▶ **Goal**: Collect every line in the records below that contains the word "screenshot".

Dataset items
===

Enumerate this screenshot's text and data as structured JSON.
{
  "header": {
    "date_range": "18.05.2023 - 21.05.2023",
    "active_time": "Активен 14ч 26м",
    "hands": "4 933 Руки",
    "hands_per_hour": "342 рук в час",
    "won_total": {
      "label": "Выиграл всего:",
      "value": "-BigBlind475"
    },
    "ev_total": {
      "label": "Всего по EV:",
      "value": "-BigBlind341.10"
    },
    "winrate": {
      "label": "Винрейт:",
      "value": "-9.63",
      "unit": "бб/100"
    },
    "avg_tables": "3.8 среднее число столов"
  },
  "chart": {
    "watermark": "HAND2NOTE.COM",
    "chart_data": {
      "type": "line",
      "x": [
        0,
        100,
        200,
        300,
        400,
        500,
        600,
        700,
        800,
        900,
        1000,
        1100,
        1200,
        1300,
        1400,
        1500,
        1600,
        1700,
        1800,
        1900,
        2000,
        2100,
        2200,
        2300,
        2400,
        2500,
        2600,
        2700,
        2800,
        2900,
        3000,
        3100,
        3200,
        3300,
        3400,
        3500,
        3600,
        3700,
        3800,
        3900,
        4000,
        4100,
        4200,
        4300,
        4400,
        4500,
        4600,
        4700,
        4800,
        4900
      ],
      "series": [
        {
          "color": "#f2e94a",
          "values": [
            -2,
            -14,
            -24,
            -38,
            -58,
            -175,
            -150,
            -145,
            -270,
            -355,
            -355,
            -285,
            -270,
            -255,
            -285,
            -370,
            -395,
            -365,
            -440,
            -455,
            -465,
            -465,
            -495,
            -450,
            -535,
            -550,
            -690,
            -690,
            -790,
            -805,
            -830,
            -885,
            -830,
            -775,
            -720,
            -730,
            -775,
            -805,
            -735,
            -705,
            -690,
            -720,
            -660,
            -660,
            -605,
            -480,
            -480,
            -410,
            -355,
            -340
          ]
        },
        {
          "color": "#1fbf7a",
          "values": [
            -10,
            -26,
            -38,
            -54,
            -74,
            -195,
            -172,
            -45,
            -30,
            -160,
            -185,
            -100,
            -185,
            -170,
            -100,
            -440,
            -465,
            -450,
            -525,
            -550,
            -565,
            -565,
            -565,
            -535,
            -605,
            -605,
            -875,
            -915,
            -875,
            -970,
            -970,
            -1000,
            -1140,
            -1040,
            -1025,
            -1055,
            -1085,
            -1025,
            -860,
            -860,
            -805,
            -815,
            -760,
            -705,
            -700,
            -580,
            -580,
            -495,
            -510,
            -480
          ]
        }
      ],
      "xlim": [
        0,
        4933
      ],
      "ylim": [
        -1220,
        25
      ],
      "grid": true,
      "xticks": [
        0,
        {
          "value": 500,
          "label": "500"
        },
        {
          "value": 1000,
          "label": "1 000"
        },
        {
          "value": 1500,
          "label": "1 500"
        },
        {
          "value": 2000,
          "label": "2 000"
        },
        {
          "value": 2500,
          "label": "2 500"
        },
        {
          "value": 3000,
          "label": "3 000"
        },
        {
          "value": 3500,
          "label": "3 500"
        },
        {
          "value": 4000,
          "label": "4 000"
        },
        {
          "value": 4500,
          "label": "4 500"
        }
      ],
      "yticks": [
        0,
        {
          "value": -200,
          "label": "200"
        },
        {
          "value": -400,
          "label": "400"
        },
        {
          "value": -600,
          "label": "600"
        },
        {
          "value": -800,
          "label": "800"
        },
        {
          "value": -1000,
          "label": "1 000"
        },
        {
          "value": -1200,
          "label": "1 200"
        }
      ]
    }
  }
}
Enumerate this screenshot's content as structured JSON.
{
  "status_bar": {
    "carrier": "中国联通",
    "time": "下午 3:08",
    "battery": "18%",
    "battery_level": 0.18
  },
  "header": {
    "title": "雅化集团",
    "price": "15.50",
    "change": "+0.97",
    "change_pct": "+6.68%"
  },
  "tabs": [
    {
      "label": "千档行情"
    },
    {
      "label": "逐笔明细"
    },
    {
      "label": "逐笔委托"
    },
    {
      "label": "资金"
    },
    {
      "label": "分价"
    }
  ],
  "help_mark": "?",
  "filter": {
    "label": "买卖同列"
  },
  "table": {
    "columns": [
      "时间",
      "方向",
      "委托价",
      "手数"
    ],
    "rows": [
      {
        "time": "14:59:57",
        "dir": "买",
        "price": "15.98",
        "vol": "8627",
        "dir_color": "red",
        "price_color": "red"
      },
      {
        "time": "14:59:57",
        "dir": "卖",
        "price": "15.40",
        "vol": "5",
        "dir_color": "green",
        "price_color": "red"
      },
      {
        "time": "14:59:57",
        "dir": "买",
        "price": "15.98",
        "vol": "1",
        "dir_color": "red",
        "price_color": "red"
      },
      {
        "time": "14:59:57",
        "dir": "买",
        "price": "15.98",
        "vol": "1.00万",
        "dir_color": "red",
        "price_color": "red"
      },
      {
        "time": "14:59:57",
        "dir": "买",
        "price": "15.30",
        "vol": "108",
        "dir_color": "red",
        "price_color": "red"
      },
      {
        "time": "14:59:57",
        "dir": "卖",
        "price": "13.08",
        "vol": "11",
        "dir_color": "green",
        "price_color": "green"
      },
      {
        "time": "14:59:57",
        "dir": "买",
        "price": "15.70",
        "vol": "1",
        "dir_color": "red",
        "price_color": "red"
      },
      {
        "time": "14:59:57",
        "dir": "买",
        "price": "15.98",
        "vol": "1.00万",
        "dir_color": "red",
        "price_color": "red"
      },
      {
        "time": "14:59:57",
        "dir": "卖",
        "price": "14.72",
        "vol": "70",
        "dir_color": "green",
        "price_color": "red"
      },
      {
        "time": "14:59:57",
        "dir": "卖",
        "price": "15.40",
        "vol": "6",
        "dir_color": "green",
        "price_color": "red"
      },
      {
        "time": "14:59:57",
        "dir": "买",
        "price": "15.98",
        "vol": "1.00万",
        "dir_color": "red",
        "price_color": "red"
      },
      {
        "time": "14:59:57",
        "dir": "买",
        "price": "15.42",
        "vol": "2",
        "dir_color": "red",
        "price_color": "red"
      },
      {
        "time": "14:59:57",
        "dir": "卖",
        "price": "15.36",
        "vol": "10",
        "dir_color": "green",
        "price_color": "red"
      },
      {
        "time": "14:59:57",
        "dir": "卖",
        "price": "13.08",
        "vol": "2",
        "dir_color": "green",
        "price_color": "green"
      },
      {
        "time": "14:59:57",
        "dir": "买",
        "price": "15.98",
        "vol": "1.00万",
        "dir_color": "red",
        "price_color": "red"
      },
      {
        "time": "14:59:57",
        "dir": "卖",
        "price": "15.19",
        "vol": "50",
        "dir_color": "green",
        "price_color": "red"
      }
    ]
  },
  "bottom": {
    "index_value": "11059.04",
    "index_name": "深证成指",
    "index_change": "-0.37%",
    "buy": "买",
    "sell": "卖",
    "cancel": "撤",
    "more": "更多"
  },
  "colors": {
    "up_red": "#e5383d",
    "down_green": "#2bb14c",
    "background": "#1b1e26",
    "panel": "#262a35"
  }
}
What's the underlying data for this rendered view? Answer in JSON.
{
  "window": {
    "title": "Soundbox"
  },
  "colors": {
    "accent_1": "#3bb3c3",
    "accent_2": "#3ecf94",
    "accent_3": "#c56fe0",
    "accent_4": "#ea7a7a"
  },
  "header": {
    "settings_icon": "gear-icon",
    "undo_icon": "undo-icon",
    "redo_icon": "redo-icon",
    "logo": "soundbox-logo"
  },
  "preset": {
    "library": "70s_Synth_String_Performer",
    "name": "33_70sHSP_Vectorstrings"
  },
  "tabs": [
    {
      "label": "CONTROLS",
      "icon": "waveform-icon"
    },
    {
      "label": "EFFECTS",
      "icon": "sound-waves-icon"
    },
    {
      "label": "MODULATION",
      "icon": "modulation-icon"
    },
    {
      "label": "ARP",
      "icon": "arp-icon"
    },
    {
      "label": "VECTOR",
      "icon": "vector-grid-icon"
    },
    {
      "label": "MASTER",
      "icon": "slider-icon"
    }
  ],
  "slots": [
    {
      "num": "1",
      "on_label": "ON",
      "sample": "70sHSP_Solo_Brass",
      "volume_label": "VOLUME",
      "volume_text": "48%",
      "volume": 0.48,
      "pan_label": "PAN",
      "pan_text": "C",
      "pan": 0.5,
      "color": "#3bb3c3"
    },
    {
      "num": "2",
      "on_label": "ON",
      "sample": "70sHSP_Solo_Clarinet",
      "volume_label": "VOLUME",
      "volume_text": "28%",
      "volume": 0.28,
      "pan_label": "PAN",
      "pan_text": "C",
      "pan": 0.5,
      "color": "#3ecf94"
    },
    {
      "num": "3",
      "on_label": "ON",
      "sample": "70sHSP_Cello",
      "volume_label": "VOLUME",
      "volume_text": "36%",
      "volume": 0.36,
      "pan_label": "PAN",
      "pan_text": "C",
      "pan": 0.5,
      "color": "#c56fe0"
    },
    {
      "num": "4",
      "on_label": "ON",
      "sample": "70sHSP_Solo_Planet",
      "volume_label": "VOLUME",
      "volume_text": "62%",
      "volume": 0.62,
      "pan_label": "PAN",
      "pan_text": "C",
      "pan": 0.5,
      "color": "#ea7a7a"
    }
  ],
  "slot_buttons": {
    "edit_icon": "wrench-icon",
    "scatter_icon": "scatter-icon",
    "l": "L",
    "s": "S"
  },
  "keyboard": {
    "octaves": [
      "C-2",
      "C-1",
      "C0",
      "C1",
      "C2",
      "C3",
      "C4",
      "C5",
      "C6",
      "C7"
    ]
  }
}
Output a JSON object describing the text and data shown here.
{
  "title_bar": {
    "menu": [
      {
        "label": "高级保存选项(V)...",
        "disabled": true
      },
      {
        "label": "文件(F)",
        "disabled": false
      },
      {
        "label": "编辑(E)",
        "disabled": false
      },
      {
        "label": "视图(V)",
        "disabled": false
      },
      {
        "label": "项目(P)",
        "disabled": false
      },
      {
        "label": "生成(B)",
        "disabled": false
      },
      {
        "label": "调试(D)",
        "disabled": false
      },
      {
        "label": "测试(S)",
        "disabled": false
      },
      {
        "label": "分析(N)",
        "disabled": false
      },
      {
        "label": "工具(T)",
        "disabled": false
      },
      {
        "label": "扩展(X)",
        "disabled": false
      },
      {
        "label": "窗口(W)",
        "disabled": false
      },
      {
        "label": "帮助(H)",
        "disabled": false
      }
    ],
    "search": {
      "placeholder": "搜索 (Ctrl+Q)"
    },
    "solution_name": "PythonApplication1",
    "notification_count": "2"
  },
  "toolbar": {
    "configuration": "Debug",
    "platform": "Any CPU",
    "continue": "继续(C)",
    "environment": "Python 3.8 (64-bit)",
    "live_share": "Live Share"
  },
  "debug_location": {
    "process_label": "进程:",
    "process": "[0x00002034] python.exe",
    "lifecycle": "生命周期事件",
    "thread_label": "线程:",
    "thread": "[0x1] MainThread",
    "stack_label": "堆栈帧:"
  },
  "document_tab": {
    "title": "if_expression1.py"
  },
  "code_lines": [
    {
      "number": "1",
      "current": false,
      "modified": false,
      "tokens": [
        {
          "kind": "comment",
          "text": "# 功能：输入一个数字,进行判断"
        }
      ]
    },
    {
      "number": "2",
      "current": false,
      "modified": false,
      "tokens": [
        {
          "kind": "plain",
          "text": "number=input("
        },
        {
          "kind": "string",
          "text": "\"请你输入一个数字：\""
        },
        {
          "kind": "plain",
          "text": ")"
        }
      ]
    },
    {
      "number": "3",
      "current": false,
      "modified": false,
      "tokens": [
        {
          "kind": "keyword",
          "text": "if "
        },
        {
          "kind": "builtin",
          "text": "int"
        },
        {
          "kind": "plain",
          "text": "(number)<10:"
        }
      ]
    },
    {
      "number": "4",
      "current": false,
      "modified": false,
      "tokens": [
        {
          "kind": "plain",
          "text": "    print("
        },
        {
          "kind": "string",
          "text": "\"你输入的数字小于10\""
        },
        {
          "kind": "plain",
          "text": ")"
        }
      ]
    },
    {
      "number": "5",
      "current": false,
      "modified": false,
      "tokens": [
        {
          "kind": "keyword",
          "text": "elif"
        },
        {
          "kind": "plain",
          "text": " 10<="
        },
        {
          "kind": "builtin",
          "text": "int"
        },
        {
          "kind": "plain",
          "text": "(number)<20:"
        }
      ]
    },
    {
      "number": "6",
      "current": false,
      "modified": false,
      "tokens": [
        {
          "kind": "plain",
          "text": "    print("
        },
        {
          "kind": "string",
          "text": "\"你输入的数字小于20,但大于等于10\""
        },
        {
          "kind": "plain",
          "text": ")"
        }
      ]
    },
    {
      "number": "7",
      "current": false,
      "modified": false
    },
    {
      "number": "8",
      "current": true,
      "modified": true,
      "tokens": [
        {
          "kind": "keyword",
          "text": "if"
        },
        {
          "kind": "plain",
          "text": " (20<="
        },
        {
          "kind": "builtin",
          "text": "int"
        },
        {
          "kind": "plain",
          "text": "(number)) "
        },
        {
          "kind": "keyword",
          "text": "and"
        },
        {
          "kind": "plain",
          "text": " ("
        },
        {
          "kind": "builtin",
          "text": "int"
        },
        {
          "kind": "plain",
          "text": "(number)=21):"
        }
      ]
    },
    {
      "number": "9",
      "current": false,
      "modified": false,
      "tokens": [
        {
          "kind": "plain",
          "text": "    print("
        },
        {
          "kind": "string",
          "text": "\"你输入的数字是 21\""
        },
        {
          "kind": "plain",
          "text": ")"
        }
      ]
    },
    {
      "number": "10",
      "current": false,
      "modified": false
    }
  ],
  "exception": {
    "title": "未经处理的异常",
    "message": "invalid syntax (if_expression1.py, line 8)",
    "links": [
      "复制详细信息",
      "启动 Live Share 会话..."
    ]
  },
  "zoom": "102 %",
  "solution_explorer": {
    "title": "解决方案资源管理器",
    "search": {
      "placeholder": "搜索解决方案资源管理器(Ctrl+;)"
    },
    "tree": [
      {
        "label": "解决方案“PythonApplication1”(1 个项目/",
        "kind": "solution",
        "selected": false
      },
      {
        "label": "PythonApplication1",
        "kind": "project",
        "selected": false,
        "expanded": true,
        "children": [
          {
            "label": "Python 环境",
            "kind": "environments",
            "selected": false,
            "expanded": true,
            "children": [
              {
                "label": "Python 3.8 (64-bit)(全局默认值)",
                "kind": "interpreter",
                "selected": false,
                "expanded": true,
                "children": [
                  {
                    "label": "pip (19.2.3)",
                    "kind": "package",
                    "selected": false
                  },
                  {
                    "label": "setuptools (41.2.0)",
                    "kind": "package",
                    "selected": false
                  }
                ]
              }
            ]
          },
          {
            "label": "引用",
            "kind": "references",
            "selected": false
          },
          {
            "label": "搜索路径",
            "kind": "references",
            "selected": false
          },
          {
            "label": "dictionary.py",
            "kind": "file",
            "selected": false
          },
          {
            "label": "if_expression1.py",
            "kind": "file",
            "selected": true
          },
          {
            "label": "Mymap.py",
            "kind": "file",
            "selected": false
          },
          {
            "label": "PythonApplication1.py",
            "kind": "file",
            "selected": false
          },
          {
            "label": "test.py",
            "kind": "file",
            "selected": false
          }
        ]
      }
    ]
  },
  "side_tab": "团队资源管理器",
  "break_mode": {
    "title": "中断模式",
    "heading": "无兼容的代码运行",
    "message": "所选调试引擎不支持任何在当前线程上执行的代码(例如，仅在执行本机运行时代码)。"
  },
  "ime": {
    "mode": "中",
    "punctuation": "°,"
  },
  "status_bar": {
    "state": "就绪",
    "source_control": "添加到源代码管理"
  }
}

===

▶ **Answer for the task**:
Enumerate this screenshot's text and data as structured JSON.
Enumerate this screenshot's content as structured JSON.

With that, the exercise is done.